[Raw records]
....
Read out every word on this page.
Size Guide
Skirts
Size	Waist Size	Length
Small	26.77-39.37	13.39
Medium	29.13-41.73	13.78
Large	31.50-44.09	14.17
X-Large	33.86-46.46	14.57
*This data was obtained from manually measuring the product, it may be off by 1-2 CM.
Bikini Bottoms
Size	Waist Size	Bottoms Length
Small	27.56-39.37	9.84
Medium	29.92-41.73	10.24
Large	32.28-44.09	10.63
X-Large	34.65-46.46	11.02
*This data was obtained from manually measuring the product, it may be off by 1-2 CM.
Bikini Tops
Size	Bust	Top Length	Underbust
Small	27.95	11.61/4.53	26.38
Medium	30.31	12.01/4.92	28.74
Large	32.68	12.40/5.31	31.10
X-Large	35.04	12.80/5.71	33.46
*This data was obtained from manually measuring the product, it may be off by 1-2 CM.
....
### THE PROBLEM
Quote the listing in full, please, keeping every line exact.

### EXERCISE RESULT
Read out every word on this page.
Size Guide
Skirts
Size	Waist Size	Length
Small	26.77-39.37	13.39
Medium	29.13-41.73	13.78
Large	31.50-44.09	14.17
X-Large	33.86-46.46	14.57
*This data was obtained from manually measuring the product, it may be off by 1-2 CM.
Bikini Bottoms
Size	Waist Size	Bottoms Length
Small	27.56-39.37	9.84
Medium	29.92-41.73	10.24
Large	32.28-44.09	10.63
X-Large	34.65-46.46	11.02
*This data was obtained from manually measuring the product, it may be off by 1-2 CM.
Bikini Tops
Size	Bust	Top Length	Underbust
Small	27.95	11.61/4.53	26.38
Medium	30.31	12.01/4.92	28.74
Large	32.68	12.40/5.31	31.10
X-Large	35.04	12.80/5.71	33.46
*This data was obtained from manually measuring the product, it may be off by 1-2 CM.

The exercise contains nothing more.